▶ **Data listing**
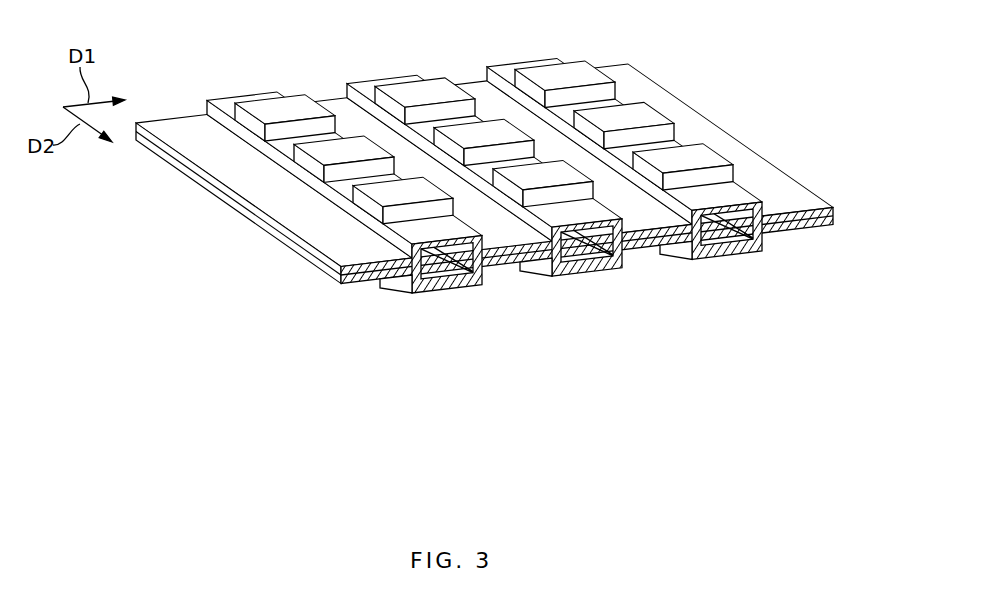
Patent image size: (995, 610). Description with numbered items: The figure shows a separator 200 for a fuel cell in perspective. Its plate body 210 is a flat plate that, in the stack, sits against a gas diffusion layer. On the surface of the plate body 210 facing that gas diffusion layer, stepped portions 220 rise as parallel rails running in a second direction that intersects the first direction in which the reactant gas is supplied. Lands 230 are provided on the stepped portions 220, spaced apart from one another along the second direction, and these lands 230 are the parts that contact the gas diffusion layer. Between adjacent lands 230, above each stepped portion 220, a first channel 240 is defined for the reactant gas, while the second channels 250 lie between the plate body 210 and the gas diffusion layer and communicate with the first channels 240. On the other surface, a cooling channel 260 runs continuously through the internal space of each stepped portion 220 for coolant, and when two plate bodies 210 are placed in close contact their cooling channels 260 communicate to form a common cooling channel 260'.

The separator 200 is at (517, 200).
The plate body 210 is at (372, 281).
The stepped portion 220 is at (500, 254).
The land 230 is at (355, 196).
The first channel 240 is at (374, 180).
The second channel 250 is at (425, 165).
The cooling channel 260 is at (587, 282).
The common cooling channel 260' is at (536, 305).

▶ **Task instructions**
List each line of the material that contains the word "cooling".

▶ **Response to the task**
Patent image size: (995, 610). Description with numbered items: The figure shows a separator 200 for a fuel cell in perspective. Its plate body 210 is a flat plate that, in the stack, sits against a gas diffusion layer. On the surface of the plate body 210 facing that gas diffusion layer, stepped portions 220 rise as parallel rails running in a second direction that intersects the first direction in which the reactant gas is supplied. Lands 230 are provided on the stepped portions 220, spaced apart from one another along the second direction, and these lands 230 are the parts that contact the gas diffusion layer. Between adjacent lands 230, above each stepped portion 220, a first channel 240 is defined for the reactant gas, while the second channels 250 lie between the plate body 210 and the gas diffusion layer and communicate with the first channels 240. On the other surface, a cooling channel 260 runs continuously through the internal space of each stepped portion 220 for coolant, and when two plate bodies 210 are placed in close contact their cooling channels 260 communicate to form a common cooling channel 260'.
The cooling channel 260 is at (587, 282).
The common cooling channel 260' is at (536, 305).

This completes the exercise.